→ **Your goal**: Beginning with the line containing "Decode this chart: output" and ending with the last line of the records, set down every line exactly.

→ **Records about charts and figures**:
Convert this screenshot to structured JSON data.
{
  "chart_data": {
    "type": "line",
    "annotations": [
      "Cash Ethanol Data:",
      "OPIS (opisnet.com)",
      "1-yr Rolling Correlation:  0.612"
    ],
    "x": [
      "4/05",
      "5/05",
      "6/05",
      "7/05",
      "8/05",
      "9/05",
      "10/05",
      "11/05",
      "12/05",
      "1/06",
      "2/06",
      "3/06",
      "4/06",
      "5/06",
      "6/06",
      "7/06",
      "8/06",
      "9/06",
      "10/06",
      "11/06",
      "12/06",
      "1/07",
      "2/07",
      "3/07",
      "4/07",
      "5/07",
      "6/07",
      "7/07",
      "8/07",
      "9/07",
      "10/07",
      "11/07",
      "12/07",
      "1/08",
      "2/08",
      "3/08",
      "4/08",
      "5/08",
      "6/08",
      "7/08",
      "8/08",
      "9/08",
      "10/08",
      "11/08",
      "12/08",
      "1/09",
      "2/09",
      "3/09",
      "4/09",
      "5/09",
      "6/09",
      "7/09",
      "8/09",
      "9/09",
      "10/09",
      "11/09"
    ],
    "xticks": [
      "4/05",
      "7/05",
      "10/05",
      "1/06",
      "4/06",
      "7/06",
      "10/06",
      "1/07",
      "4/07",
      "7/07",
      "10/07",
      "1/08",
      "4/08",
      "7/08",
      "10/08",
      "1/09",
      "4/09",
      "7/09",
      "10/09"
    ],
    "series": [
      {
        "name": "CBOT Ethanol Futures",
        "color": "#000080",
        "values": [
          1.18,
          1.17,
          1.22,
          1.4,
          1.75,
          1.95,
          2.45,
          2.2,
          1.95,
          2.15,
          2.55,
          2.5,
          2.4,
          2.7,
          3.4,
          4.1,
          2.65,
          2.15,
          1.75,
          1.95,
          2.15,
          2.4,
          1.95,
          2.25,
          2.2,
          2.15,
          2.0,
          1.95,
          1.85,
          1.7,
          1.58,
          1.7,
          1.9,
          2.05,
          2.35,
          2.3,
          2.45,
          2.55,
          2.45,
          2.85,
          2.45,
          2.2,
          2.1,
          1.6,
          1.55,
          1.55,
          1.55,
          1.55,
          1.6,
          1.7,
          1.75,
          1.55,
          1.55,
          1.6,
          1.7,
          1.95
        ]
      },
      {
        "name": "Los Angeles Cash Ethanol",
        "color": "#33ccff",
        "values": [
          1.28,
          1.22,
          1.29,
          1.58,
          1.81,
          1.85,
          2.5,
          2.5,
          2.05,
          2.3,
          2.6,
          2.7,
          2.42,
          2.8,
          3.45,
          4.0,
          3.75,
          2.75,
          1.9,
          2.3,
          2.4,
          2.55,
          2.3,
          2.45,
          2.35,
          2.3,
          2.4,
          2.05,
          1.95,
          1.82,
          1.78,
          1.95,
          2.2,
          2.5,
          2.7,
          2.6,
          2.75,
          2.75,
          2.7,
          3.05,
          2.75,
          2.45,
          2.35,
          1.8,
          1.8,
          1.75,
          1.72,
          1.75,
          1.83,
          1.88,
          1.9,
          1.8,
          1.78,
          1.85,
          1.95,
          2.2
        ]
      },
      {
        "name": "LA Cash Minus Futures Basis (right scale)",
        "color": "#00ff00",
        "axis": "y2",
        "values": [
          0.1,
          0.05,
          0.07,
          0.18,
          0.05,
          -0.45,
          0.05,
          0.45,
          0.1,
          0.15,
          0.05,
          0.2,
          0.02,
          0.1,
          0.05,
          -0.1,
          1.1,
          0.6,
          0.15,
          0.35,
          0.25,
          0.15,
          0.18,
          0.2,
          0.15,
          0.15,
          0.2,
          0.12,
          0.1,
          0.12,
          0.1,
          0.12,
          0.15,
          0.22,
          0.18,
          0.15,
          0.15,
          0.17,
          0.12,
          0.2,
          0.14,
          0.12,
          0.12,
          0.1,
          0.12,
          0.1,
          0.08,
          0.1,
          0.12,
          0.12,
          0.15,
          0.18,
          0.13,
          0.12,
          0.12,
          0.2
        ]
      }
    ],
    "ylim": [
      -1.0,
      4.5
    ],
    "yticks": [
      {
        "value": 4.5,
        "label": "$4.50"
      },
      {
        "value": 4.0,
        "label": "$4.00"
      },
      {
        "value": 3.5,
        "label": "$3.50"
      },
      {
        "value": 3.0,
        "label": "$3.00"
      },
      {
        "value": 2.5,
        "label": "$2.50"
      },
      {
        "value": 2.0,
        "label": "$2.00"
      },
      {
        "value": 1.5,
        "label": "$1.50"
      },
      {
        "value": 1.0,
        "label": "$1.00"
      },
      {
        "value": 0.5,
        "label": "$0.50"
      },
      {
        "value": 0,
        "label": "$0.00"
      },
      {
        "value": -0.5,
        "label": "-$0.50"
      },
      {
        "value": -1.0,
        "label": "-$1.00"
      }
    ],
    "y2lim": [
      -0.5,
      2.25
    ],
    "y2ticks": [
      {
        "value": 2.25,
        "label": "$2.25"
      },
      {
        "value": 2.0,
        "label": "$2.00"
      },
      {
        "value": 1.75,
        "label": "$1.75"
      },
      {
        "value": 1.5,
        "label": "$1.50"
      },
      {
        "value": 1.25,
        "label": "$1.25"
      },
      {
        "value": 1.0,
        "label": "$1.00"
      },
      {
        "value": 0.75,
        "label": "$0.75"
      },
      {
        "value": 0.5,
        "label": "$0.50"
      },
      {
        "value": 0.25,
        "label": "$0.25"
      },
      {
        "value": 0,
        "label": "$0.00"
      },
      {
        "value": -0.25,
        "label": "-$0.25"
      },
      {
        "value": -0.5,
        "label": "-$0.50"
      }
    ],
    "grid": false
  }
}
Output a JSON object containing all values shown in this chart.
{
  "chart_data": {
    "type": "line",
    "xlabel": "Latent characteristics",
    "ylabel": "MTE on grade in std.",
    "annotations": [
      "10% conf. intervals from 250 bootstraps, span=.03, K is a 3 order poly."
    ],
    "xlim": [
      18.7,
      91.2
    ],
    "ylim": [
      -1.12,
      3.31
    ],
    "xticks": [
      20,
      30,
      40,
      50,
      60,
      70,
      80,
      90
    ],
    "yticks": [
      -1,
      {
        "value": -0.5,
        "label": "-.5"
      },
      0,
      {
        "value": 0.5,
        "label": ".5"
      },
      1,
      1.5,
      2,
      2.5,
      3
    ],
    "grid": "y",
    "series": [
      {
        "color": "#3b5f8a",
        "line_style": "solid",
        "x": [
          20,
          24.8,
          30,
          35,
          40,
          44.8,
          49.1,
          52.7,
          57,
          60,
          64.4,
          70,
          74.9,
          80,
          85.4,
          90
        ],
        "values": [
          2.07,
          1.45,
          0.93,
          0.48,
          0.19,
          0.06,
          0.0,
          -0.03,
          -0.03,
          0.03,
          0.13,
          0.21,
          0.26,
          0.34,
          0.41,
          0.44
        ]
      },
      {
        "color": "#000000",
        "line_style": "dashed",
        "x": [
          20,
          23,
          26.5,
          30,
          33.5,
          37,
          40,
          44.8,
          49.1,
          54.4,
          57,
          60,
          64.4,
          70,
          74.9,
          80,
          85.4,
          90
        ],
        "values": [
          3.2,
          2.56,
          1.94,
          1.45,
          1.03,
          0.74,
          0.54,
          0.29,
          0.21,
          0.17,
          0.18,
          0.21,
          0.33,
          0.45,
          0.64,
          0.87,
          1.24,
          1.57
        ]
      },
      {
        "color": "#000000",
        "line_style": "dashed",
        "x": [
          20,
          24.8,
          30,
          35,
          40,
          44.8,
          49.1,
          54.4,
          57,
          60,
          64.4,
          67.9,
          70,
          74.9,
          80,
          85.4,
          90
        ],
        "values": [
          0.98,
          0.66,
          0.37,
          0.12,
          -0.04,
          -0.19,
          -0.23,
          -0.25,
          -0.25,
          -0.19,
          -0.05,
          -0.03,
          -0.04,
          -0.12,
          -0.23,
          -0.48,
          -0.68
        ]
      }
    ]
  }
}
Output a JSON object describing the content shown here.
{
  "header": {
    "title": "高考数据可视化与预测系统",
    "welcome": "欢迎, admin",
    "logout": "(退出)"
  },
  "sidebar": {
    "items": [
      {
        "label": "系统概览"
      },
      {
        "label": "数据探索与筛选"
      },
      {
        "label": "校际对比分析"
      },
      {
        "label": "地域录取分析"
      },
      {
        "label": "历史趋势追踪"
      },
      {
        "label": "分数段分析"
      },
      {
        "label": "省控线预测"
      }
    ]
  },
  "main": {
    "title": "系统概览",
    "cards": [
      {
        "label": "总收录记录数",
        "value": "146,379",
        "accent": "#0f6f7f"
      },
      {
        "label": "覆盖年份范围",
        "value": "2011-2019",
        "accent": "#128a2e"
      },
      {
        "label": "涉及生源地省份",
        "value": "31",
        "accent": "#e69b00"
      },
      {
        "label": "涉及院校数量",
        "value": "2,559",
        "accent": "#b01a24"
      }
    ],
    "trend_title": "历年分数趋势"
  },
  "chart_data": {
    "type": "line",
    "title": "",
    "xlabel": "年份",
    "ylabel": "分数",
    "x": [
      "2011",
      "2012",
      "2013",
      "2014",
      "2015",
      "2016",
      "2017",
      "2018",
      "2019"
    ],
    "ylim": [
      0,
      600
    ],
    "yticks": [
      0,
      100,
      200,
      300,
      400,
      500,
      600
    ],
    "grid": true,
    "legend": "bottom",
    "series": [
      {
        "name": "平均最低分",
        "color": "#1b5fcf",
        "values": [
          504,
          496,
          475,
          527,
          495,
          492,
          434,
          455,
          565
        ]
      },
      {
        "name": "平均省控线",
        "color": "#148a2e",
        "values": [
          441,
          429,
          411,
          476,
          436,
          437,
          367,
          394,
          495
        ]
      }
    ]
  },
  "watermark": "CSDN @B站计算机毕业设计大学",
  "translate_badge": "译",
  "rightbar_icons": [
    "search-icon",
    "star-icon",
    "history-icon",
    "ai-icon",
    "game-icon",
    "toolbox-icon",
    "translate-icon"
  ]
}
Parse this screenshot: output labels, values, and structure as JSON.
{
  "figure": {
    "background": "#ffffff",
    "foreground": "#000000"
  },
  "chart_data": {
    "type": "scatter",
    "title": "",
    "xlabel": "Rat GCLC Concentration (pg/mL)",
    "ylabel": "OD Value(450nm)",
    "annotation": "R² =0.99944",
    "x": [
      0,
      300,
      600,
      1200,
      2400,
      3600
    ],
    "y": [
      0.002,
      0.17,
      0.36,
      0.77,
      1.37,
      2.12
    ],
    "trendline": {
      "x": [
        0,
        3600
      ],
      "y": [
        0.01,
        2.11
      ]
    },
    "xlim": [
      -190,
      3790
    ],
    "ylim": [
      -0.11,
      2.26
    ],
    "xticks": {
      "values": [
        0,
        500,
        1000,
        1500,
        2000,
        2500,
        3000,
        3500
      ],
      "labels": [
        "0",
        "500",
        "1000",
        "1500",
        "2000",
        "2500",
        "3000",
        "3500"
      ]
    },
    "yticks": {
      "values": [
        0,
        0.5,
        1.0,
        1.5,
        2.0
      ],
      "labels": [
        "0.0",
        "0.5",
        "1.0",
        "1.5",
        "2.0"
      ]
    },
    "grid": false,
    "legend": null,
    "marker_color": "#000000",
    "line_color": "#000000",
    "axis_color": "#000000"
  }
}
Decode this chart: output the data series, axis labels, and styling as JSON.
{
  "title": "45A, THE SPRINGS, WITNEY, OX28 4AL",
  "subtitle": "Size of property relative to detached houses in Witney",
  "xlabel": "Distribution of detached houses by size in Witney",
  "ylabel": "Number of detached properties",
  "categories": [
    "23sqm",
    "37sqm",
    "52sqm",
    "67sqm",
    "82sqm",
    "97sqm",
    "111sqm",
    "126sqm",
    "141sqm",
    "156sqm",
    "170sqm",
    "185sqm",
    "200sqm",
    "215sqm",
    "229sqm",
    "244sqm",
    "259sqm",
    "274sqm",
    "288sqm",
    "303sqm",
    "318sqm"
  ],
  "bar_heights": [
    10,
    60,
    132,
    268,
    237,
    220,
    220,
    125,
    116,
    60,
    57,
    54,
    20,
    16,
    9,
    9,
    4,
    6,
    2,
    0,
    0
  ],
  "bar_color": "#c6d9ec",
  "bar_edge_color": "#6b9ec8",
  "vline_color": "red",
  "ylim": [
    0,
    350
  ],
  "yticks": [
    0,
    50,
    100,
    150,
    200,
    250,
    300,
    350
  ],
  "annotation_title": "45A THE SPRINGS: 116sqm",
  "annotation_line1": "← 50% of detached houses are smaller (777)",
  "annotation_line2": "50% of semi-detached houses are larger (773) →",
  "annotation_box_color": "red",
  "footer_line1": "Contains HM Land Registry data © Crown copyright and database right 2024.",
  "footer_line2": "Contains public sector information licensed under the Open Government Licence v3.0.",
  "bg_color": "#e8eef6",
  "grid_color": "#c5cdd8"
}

→ **Right answer**:
Decode this chart: output the data series, axis labels, and styling as JSON.
{
  "title": "45A, THE SPRINGS, WITNEY, OX28 4AL",
  "subtitle": "Size of property relative to detached houses in Witney",
  "xlabel": "Distribution of detached houses by size in Witney",
  "ylabel": "Number of detached properties",
  "categories": [
    "23sqm",
    "37sqm",
    "52sqm",
    "67sqm",
    "82sqm",
    "97sqm",
    "111sqm",
    "126sqm",
    "141sqm",
    "156sqm",
    "170sqm",
    "185sqm",
    "200sqm",
    "215sqm",
    "229sqm",
    "244sqm",
    "259sqm",
    "274sqm",
    "288sqm",
    "303sqm",
    "318sqm"
  ],
  "bar_heights": [
    10,
    60,
    132,
    268,
    237,
    220,
    220,
    125,
    116,
    60,
    57,
    54,
    20,
    16,
    9,
    9,
    4,
    6,
    2,
    0,
    0
  ],
  "bar_color": "#c6d9ec",
  "bar_edge_color": "#6b9ec8",
  "vline_color": "red",
  "ylim": [
    0,
    350
  ],
  "yticks": [
    0,
    50,
    100,
    150,
    200,
    250,
    300,
    350
  ],
  "annotation_title": "45A THE SPRINGS: 116sqm",
  "annotation_line1": "← 50% of detached houses are smaller (777)",
  "annotation_line2": "50% of semi-detached houses are larger (773) →",
  "annotation_box_color": "red",
  "footer_line1": "Contains HM Land Registry data © Crown copyright and database right 2024.",
  "footer_line2": "Contains public sector information licensed under the Open Government Licence v3.0.",
  "bg_color": "#e8eef6",
  "grid_color": "#c5cdd8"
}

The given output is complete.